◆ DATA SECTION
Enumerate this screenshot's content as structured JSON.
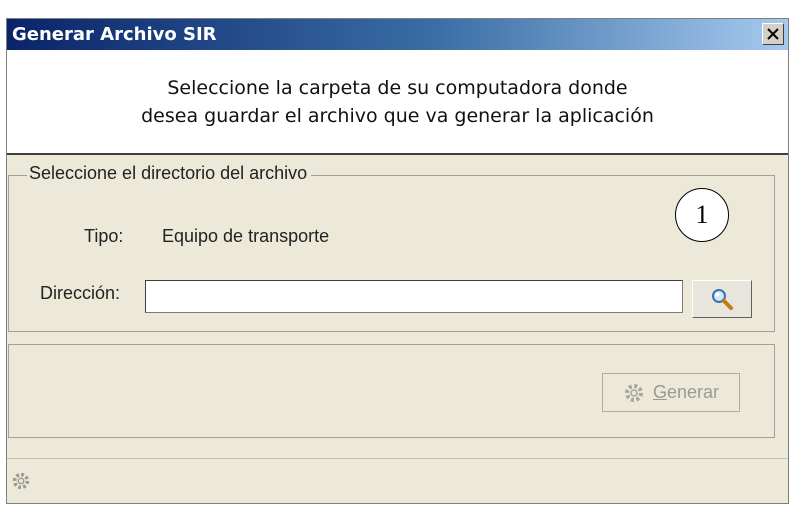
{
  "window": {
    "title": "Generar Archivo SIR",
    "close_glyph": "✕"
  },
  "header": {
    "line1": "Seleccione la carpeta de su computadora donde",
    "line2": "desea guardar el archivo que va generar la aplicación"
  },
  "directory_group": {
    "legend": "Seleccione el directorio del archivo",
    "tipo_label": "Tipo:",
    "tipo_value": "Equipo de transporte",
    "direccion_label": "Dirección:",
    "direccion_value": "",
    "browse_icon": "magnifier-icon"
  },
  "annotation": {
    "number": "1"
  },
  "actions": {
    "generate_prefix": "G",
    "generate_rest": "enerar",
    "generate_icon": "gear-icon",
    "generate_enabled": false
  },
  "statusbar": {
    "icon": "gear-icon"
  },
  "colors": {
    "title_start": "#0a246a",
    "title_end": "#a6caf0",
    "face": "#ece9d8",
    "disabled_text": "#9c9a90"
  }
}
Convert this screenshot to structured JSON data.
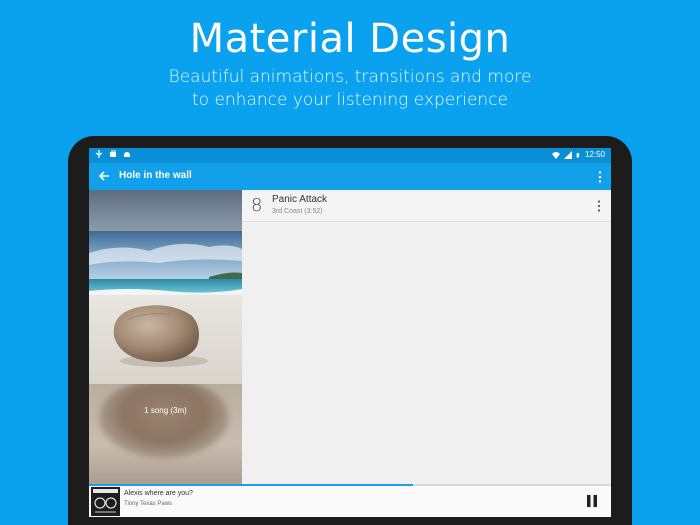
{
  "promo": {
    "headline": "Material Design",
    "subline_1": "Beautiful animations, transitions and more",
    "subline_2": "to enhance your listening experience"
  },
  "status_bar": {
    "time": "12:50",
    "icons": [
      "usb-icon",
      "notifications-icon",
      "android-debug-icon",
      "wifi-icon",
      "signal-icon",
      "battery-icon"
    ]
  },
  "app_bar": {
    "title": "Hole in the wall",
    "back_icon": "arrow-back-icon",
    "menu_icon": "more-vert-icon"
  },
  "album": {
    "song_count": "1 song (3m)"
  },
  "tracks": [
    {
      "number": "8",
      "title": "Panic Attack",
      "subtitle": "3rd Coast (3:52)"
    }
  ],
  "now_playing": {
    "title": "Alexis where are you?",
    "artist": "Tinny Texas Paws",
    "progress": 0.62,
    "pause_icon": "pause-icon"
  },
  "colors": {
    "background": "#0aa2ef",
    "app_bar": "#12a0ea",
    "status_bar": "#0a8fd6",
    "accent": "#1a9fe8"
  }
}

---

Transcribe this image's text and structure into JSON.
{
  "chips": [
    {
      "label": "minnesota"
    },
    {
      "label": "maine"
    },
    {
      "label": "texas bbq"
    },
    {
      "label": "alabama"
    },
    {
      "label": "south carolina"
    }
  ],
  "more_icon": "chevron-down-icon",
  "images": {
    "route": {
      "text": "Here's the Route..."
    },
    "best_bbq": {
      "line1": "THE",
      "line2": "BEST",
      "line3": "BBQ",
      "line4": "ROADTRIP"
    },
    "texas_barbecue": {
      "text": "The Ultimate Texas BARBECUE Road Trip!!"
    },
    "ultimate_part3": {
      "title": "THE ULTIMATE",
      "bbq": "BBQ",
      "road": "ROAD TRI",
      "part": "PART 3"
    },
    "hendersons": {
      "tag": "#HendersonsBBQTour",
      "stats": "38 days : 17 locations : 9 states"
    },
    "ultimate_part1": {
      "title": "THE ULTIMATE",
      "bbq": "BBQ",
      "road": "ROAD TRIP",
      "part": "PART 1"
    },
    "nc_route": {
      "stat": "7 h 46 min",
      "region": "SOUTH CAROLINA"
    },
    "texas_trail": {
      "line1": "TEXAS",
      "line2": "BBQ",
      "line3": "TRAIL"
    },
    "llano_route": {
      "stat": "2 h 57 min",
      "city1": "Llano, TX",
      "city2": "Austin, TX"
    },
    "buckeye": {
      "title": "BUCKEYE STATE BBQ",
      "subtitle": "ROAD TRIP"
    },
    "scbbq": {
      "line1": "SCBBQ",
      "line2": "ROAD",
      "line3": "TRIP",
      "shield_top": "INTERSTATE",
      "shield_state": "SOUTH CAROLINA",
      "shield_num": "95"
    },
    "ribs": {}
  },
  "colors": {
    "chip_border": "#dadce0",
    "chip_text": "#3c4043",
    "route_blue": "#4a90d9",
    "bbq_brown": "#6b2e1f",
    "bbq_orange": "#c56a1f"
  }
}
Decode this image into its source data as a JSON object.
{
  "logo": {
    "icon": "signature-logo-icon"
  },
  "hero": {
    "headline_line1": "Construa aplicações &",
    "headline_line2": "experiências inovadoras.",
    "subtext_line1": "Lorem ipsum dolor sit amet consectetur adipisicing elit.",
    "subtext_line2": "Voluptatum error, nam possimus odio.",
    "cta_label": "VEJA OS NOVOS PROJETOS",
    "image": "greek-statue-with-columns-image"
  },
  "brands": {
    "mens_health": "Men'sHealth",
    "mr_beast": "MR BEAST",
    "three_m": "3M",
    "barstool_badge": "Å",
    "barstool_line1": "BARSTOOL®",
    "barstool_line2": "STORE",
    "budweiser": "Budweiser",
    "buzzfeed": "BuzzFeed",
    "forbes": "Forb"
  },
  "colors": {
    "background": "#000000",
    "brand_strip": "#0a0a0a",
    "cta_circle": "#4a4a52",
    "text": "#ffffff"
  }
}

* * *

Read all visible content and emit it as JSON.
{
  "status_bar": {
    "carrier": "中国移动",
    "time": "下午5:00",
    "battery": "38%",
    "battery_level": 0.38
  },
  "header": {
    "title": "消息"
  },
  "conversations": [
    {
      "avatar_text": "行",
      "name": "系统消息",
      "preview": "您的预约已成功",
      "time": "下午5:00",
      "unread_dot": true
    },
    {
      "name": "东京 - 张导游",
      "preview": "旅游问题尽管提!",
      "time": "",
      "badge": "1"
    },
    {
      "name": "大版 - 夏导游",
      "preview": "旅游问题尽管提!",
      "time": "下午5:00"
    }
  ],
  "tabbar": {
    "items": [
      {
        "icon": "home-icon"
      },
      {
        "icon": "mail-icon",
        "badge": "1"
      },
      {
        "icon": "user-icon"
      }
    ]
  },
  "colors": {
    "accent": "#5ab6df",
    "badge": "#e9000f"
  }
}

◆ WHAT YOU WILL DO
Show the lines of the material that contain the word "gear".

◆ EXERCISE OUTPUT
    "generate_icon": "gear-icon",
    "icon": "gear-icon"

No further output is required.